>>>>>
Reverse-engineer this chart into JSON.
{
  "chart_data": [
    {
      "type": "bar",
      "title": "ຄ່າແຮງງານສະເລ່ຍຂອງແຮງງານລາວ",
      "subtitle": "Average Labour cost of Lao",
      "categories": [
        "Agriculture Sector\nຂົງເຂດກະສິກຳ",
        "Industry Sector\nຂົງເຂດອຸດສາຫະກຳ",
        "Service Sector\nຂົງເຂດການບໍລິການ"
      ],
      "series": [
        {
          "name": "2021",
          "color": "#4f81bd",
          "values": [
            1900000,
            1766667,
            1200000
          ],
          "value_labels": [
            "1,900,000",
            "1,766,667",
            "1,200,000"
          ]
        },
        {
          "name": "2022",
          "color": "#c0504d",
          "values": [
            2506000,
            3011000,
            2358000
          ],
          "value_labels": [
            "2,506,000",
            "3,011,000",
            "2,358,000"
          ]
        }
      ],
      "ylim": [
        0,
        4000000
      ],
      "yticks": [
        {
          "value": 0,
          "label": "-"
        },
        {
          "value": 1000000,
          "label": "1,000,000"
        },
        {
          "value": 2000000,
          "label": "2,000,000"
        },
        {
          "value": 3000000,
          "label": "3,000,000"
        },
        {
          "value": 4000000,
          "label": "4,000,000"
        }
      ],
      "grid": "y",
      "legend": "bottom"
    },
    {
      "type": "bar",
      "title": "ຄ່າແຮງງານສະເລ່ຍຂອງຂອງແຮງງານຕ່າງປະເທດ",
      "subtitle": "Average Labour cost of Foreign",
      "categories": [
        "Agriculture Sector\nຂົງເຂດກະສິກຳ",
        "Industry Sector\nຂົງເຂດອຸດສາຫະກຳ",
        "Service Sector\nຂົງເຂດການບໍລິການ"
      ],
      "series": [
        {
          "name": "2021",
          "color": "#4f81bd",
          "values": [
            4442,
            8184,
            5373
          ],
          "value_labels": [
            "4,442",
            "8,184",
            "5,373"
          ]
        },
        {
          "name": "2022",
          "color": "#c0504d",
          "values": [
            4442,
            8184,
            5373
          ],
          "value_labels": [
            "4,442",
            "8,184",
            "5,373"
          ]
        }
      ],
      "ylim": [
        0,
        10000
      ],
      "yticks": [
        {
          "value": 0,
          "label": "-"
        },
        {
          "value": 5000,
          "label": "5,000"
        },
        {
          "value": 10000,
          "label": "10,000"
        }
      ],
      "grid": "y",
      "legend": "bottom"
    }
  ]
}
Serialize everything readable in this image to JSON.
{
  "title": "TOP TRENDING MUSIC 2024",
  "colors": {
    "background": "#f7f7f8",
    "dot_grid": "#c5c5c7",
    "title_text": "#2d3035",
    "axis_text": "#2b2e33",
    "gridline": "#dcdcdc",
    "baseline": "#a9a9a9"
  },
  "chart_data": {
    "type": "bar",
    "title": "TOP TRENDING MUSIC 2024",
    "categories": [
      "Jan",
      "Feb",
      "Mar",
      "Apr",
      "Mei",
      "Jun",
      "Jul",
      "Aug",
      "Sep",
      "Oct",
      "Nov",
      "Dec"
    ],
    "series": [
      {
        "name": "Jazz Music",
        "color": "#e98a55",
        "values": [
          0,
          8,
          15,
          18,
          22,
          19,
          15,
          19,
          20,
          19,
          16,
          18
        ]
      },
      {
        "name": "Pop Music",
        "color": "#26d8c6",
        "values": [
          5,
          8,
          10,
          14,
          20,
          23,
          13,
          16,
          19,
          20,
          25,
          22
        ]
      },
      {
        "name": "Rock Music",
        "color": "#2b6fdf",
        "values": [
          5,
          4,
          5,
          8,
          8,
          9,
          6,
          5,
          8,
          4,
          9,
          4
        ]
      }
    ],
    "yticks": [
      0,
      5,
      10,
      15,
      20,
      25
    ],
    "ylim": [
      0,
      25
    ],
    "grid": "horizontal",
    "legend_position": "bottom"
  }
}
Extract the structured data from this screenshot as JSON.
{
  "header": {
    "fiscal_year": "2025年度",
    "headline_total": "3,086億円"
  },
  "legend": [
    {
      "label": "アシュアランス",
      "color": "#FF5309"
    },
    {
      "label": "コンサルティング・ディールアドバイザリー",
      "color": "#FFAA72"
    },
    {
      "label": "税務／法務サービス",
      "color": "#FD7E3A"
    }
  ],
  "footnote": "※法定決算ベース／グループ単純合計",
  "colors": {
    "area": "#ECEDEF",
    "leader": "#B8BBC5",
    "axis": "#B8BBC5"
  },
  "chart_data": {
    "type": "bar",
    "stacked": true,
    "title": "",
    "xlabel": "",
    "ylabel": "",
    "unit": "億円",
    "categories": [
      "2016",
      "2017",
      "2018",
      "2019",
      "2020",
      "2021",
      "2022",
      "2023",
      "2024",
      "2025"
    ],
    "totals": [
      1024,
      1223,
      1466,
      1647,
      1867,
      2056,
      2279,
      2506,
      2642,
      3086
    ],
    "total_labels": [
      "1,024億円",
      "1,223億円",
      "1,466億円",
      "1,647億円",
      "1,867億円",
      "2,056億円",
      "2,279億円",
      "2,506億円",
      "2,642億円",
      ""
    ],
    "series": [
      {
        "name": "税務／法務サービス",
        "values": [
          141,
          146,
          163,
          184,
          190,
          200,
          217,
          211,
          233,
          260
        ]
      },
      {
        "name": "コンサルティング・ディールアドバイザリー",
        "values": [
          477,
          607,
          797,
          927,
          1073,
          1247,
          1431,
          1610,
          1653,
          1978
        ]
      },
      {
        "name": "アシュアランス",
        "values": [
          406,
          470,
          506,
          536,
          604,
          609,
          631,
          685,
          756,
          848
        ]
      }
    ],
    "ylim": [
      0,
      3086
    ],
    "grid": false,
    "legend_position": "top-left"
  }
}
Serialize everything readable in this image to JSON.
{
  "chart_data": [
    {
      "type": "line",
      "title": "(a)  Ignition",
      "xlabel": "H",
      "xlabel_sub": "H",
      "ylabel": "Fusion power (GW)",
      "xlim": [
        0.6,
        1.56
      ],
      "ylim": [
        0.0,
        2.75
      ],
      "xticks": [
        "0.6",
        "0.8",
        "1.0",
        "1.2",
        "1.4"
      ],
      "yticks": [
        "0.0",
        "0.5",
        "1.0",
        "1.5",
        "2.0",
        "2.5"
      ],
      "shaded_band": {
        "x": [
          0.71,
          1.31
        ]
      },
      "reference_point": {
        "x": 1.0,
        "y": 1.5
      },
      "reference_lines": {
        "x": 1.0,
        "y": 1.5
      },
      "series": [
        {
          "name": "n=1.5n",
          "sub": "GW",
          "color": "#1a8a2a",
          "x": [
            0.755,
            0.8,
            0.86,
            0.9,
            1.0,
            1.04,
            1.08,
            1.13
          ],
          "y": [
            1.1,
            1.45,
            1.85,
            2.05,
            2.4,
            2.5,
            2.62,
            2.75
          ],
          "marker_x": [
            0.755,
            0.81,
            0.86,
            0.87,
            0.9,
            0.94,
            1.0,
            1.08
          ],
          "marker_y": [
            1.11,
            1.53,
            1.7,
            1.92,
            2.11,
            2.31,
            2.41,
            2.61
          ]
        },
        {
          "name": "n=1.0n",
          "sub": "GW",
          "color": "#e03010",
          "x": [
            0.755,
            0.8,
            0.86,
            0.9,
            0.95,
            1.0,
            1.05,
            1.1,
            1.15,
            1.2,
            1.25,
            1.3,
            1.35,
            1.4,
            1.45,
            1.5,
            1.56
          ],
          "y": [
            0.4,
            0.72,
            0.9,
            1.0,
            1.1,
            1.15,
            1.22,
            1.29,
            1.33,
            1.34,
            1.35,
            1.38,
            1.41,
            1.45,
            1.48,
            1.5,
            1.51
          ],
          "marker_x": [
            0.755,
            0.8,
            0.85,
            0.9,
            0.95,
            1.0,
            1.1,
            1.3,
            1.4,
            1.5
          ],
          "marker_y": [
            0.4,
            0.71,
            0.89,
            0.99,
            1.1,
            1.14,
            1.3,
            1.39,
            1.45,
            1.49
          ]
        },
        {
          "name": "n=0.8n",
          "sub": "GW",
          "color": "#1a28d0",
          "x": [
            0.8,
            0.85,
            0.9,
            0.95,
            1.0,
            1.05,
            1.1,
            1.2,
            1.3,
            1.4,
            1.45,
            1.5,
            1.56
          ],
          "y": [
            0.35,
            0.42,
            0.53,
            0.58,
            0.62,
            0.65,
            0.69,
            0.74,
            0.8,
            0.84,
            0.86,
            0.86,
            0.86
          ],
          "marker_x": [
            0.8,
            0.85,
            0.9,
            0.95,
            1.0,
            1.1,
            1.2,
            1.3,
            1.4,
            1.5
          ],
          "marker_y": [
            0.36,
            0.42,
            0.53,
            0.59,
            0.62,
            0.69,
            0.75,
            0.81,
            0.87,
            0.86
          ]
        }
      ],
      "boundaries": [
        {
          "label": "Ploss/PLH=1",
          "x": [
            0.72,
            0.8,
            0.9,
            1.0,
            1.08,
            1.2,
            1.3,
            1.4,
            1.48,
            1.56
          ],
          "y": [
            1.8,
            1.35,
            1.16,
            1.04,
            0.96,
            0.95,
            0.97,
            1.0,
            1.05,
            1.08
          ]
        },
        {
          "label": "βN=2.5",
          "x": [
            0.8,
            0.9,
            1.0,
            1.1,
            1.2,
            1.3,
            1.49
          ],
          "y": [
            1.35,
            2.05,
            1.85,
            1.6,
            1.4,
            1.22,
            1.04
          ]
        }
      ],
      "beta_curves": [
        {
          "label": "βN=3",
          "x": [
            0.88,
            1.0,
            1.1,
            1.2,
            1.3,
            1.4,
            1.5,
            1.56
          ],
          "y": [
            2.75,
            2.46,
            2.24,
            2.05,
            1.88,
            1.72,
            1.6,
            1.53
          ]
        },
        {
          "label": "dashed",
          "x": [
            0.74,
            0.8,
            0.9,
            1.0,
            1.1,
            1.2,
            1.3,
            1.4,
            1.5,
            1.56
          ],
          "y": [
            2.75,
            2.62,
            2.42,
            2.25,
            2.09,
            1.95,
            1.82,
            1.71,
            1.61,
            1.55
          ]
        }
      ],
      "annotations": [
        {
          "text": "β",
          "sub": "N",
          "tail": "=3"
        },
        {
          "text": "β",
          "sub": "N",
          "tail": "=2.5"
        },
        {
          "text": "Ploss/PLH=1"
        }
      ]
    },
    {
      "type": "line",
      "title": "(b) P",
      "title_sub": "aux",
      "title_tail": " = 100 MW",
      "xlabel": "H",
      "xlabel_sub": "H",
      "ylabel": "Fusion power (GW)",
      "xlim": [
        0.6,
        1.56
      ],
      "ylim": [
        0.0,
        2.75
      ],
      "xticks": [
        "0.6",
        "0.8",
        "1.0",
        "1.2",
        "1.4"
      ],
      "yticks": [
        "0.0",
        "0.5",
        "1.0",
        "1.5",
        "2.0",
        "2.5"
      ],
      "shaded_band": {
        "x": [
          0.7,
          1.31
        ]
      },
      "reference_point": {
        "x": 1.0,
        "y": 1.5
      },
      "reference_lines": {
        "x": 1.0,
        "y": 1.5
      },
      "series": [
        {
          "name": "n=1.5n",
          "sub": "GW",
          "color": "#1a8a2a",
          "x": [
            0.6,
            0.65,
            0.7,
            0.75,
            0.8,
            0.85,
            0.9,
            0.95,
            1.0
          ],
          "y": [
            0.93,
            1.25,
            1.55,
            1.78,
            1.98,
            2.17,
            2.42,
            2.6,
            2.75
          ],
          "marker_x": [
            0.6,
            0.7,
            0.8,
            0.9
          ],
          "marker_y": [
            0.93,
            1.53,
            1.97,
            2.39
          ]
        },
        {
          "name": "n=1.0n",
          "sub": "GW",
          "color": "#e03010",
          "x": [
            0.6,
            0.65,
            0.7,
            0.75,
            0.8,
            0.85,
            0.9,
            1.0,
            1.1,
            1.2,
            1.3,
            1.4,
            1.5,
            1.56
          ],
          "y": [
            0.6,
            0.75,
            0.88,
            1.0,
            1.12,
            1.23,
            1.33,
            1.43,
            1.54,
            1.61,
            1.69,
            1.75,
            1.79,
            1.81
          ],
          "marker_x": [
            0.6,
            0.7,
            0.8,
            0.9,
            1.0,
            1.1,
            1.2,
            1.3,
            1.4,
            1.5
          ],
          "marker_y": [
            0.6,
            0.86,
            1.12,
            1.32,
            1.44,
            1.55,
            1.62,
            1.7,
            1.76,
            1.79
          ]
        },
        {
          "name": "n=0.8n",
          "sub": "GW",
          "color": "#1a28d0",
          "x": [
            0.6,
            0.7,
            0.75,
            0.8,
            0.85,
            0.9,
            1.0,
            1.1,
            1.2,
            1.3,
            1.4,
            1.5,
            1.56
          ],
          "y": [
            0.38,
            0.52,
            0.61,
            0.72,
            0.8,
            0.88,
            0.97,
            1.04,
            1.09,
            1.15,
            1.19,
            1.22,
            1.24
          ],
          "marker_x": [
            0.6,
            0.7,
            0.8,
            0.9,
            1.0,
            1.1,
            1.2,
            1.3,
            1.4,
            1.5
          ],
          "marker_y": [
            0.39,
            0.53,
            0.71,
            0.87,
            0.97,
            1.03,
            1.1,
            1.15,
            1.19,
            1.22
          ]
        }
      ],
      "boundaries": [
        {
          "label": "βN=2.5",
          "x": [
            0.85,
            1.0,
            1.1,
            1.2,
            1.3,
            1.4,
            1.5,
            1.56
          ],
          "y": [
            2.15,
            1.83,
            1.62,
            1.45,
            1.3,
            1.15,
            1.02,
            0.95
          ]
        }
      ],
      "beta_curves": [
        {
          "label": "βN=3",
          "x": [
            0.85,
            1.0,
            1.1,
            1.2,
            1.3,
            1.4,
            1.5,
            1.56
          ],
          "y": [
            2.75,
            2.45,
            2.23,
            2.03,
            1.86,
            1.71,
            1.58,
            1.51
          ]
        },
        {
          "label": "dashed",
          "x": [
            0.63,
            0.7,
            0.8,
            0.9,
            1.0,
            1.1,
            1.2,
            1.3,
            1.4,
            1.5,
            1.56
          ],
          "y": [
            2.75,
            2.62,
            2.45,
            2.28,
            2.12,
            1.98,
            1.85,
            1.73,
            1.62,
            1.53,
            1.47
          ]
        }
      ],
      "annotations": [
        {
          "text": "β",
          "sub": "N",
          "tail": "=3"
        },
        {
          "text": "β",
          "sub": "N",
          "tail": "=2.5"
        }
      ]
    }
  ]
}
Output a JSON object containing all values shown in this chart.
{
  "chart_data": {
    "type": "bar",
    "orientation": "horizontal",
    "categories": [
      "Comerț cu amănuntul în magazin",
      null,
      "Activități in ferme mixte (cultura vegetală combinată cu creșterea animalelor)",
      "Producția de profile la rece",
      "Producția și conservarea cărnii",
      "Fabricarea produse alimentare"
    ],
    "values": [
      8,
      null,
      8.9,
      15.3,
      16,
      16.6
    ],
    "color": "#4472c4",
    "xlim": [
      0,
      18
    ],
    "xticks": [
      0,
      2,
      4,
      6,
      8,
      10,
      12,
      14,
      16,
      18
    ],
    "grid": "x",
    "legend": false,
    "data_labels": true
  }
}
<<<<<
Do this
Gather up every line in the data above that contains the word "າແຮງງານສະເລ", copying each one.

Solution to the exercise
      "title": "ຄ່າແຮງງານສະເລ່ຍຂອງແຮງງານລາວ",
      "title": "ຄ່າແຮງງານສະເລ່ຍຂອງຂອງແຮງງານຕ່າງປະເທດ",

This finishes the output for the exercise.